▶ _Given data_
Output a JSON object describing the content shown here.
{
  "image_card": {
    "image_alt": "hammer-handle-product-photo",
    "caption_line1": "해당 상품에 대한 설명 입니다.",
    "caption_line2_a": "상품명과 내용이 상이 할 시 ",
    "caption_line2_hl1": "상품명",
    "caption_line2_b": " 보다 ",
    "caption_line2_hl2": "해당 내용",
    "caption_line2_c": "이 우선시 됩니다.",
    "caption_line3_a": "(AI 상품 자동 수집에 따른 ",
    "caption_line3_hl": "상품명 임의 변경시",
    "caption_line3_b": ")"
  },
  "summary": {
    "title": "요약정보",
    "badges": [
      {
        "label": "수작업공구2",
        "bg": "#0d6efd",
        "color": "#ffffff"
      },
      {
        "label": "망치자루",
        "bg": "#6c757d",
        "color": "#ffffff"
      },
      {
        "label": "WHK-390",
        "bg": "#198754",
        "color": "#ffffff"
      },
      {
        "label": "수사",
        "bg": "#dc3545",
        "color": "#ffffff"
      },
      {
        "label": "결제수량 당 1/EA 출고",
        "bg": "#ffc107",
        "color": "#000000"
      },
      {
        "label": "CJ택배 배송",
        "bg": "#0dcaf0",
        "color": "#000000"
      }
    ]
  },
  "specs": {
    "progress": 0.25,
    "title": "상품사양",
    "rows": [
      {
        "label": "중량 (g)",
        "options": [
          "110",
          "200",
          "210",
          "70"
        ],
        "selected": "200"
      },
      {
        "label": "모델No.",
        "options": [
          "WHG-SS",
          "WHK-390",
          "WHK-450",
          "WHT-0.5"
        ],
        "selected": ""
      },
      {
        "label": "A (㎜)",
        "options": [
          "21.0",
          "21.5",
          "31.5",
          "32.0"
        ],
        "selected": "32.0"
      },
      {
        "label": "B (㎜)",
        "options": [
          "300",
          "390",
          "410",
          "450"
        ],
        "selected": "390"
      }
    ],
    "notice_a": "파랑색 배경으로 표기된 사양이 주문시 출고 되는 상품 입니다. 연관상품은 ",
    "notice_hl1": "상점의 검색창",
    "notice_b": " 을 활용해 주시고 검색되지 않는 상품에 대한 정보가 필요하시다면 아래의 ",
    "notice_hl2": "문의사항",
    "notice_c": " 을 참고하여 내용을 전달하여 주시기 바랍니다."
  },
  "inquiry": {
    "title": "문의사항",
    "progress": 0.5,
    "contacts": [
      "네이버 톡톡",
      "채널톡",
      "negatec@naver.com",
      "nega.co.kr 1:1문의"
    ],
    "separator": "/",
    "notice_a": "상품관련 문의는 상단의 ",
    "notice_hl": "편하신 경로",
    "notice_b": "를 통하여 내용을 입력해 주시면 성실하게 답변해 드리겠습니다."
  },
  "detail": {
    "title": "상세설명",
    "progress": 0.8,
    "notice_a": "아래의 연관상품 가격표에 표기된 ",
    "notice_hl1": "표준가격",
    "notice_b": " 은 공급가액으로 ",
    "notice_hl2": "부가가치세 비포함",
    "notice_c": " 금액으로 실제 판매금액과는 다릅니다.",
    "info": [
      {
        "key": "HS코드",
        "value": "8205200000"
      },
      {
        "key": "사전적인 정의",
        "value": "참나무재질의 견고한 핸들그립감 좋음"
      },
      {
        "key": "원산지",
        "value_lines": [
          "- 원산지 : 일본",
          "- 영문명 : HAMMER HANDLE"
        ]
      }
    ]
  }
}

▶ _Your task_
In the entries above, identify every line with the string "progress".

▶ _Result of the exercise_
    "progress": 0.25,
    "progress": 0.5,
    "progress": 0.8,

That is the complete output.